- [WRITTEN EXERCISE] Search the material for the word "ylabel" and copy each line that holds it.
## BEGIN SUPPLIED DATA
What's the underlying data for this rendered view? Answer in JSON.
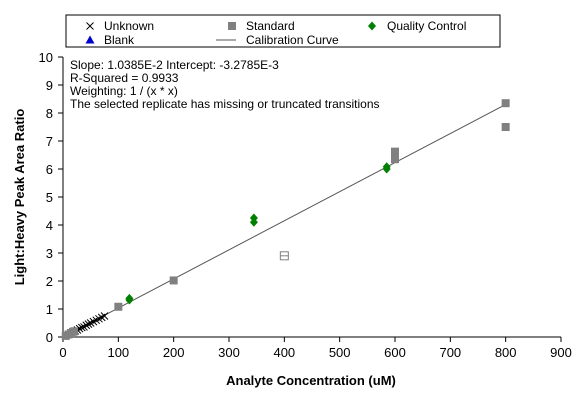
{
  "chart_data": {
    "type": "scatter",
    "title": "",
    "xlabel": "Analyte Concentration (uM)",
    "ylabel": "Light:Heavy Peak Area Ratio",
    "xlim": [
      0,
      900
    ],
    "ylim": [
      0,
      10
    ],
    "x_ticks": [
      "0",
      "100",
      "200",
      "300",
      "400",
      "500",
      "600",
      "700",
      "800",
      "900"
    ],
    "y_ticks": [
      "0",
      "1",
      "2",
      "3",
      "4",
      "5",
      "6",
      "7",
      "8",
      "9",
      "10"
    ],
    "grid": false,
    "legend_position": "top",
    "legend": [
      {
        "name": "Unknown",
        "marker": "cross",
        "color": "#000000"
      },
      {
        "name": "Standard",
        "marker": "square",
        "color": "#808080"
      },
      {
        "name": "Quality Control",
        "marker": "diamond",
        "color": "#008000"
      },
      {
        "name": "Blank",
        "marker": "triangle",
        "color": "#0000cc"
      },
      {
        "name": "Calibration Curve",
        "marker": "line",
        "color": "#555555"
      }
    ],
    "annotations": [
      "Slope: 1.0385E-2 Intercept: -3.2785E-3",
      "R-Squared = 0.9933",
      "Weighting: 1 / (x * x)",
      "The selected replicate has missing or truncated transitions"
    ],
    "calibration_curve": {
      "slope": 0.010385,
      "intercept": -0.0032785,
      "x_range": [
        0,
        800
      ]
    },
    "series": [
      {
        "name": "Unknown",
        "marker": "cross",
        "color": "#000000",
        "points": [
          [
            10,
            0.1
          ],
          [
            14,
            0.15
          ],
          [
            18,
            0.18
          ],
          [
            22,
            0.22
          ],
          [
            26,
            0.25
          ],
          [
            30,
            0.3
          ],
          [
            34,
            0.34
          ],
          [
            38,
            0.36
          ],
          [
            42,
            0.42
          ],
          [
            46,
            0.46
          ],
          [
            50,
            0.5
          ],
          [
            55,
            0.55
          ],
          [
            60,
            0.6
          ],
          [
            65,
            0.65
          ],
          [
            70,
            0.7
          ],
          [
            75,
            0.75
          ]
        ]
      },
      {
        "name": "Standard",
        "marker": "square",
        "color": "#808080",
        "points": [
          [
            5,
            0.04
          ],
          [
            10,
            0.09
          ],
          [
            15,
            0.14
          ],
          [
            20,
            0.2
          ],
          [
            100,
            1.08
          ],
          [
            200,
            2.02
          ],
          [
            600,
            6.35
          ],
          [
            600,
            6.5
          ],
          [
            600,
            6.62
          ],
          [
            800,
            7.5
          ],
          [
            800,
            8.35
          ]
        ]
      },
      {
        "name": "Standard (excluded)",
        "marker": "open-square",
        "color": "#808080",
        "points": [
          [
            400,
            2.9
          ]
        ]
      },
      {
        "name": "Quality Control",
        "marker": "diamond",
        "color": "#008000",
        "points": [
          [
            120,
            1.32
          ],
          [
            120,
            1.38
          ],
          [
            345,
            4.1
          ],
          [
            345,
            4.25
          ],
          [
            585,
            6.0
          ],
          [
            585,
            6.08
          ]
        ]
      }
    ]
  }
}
## END SUPPLIED DATA
## BEGIN SUPPLIED DATA
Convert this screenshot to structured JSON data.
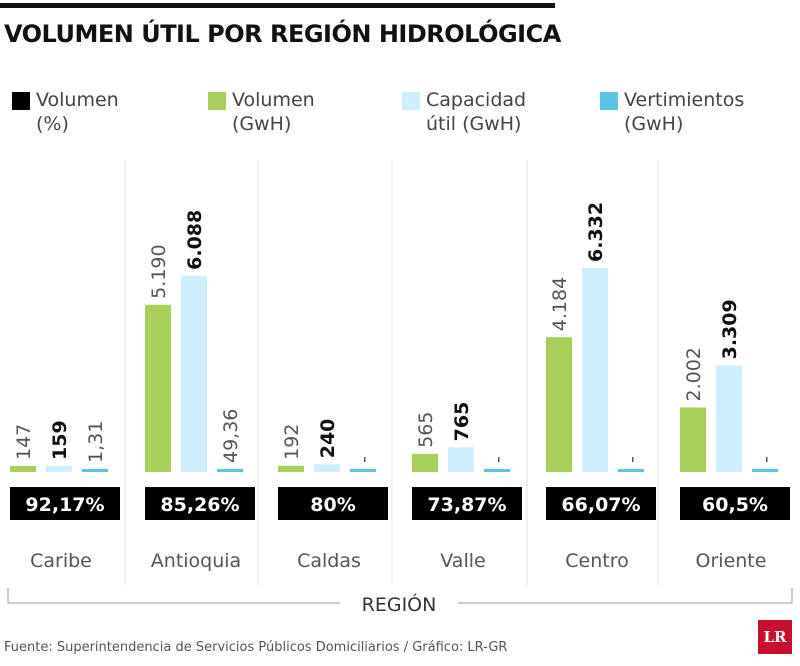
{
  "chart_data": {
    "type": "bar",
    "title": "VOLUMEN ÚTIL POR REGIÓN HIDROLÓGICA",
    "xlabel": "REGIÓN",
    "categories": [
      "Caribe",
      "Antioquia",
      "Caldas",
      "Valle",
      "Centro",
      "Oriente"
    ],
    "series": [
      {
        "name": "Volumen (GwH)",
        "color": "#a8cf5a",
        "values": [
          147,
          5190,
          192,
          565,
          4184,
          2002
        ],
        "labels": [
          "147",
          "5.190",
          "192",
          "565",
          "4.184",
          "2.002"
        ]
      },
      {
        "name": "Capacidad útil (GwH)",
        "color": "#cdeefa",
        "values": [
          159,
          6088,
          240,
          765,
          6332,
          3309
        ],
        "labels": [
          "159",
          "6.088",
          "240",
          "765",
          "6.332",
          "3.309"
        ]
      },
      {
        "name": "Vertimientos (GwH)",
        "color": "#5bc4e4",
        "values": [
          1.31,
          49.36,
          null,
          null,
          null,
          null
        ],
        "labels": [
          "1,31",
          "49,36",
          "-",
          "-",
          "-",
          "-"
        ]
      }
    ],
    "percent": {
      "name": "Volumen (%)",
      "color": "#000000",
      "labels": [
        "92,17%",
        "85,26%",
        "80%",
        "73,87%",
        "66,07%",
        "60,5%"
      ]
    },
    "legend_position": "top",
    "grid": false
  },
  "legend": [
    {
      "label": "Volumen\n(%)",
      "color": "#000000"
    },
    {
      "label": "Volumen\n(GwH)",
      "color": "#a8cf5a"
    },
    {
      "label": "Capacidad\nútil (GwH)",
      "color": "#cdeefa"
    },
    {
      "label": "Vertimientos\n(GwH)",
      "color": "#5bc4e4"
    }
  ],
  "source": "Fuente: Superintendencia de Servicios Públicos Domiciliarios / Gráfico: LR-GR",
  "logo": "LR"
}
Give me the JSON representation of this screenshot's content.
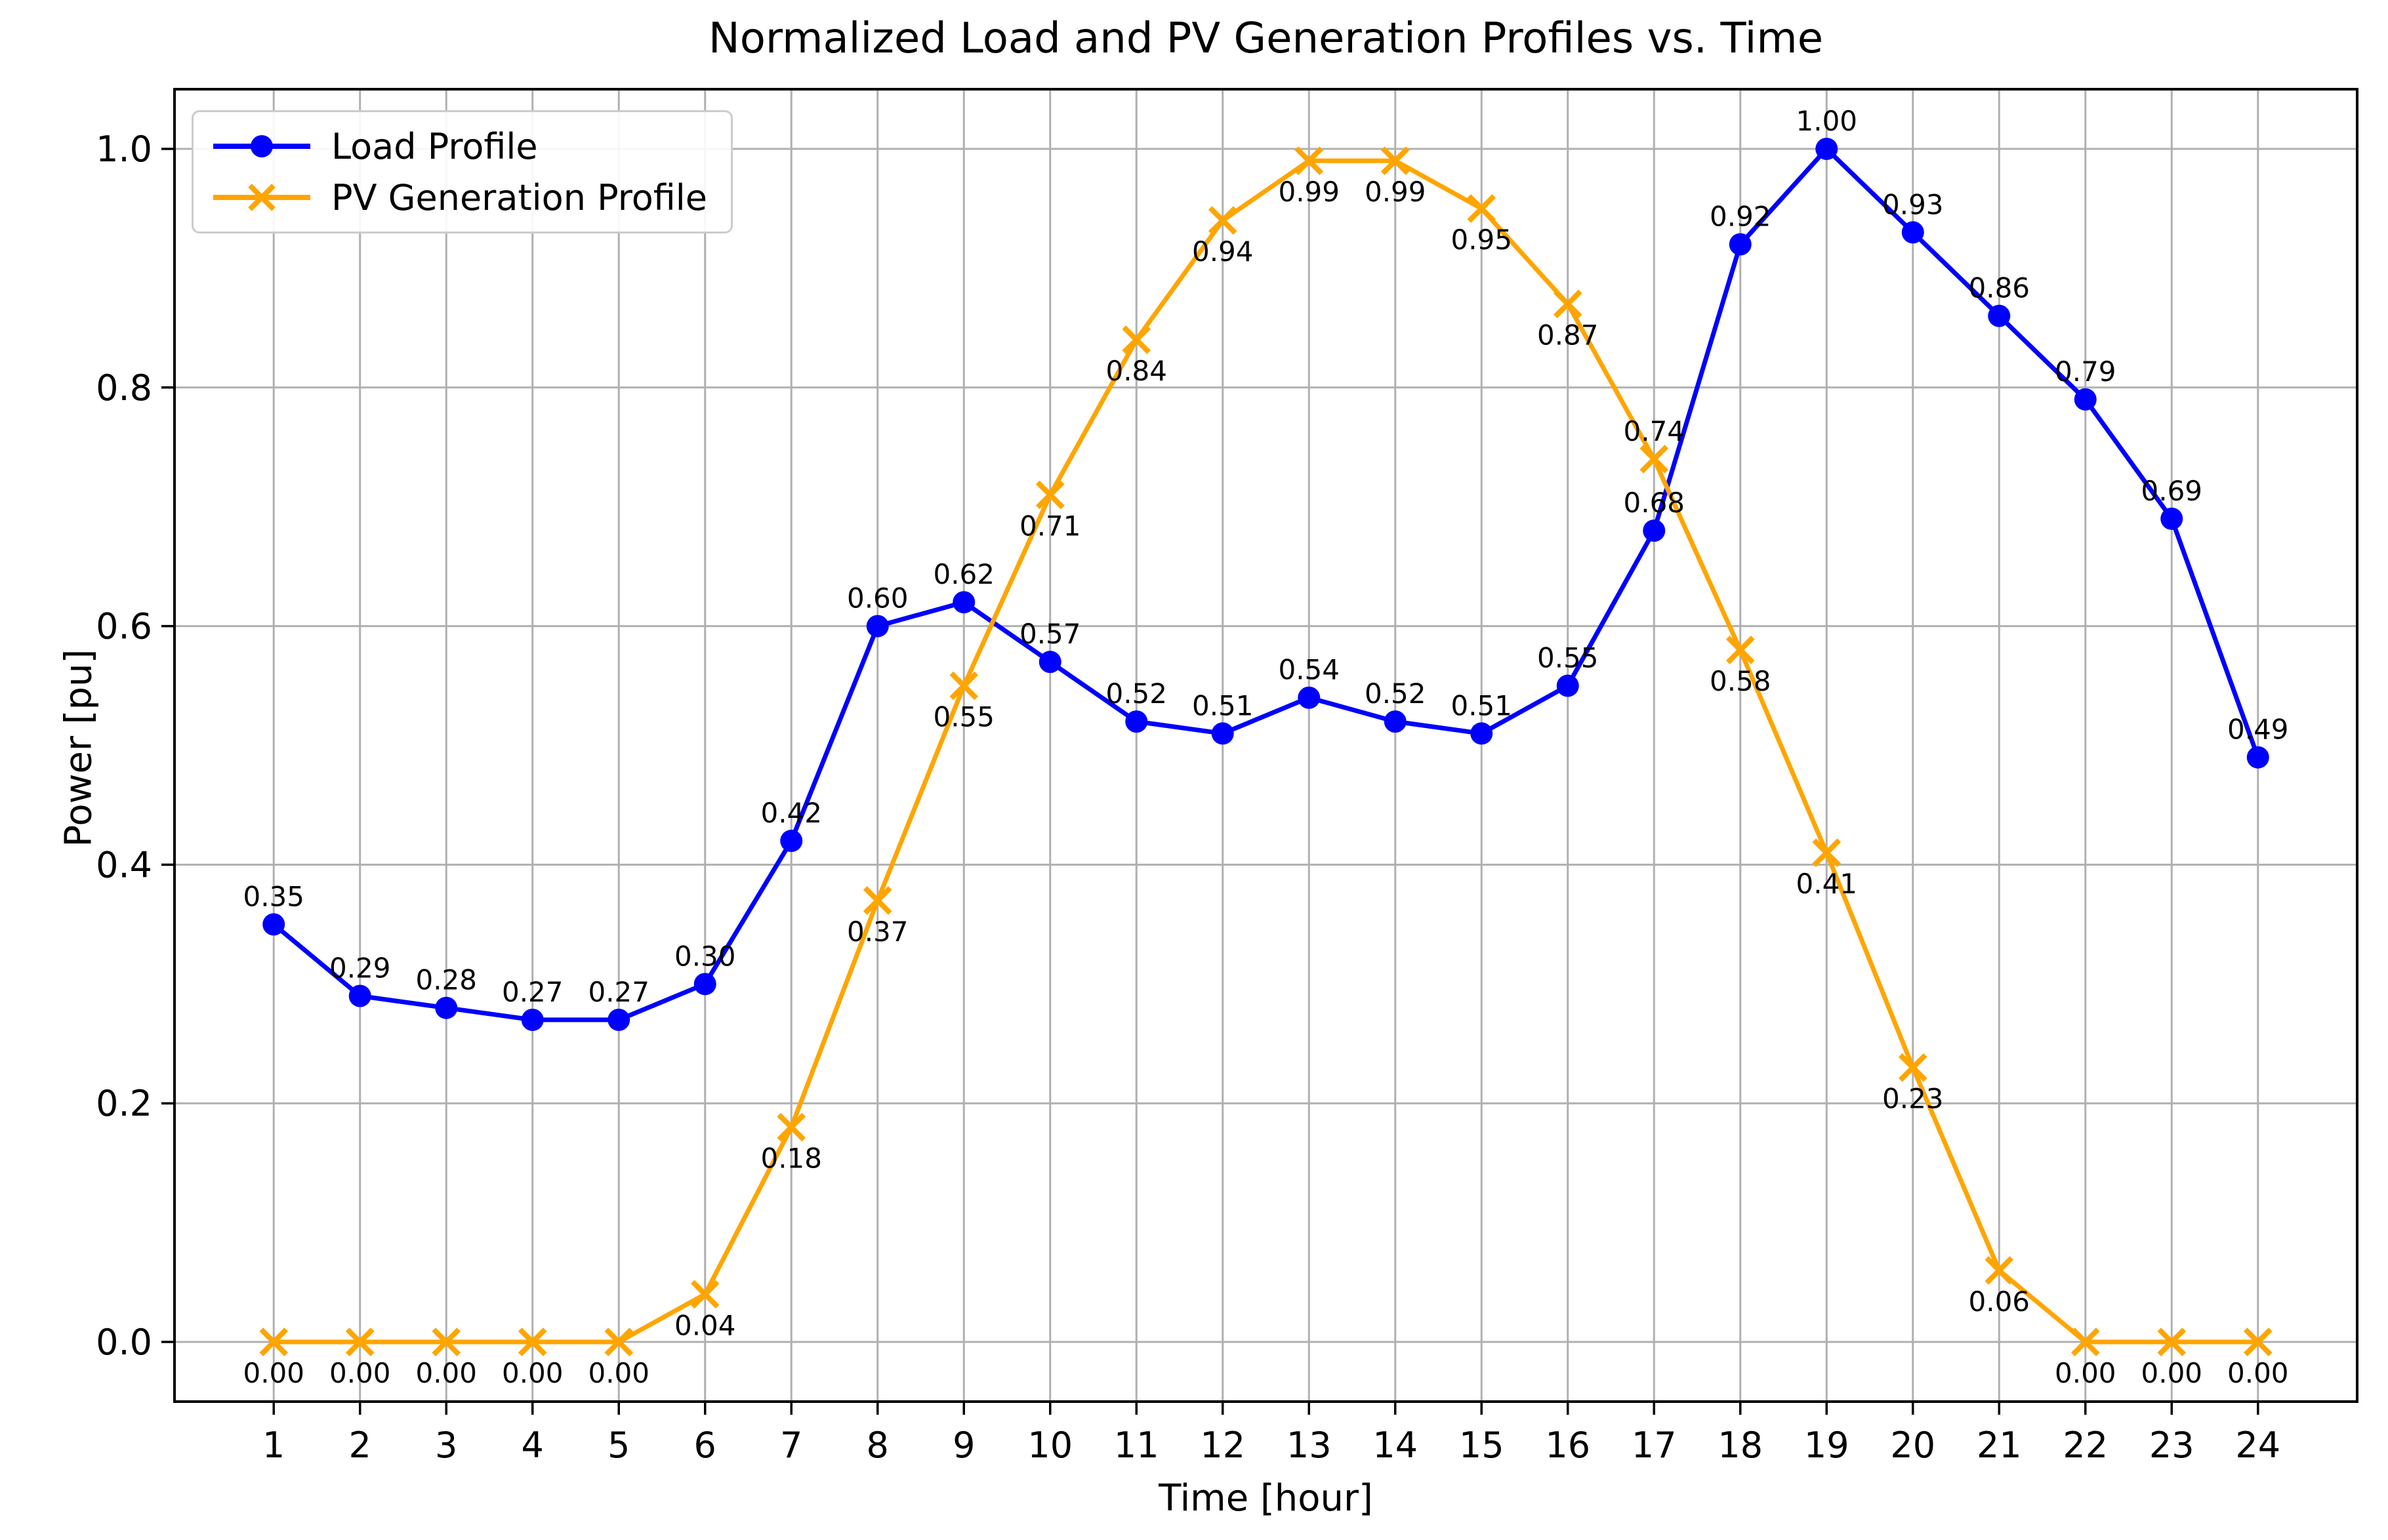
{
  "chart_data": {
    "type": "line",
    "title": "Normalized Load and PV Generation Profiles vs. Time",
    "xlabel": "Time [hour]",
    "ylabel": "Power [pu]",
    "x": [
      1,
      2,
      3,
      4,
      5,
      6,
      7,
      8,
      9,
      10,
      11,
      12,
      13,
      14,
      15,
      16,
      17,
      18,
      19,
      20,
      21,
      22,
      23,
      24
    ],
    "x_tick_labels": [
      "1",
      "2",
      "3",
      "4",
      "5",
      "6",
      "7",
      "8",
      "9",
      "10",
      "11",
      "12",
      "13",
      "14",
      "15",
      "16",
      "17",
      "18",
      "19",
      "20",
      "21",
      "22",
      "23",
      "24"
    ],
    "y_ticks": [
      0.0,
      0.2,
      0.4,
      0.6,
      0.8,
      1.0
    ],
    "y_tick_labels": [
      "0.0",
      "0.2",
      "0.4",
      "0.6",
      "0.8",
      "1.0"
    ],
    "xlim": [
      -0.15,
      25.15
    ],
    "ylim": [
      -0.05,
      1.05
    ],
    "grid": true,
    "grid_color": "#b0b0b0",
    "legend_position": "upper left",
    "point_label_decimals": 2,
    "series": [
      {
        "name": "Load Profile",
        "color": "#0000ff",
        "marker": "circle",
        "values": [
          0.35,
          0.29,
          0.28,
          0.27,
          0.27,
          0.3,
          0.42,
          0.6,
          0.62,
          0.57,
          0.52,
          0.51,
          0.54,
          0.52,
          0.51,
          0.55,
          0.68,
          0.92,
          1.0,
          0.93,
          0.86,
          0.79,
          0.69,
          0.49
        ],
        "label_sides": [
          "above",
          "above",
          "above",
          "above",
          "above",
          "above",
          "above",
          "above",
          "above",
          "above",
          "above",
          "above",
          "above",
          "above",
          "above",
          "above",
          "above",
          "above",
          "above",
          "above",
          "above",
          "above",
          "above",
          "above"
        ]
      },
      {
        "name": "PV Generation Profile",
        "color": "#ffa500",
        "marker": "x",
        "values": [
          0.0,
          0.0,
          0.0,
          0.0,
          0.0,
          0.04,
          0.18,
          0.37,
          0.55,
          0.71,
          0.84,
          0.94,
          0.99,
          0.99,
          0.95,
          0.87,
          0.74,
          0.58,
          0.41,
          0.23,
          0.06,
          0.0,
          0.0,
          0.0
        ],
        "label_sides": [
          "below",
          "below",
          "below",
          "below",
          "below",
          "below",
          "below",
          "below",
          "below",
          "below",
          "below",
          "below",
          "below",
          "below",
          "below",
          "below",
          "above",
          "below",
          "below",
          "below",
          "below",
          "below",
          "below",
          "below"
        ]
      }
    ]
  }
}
## END SUPPLIED DATA
- [RESPONSE FOR THIS EXERCISE]
    "ylabel": "Light:Heavy Peak Area Ratio",
    "ylabel": "Power [pu]",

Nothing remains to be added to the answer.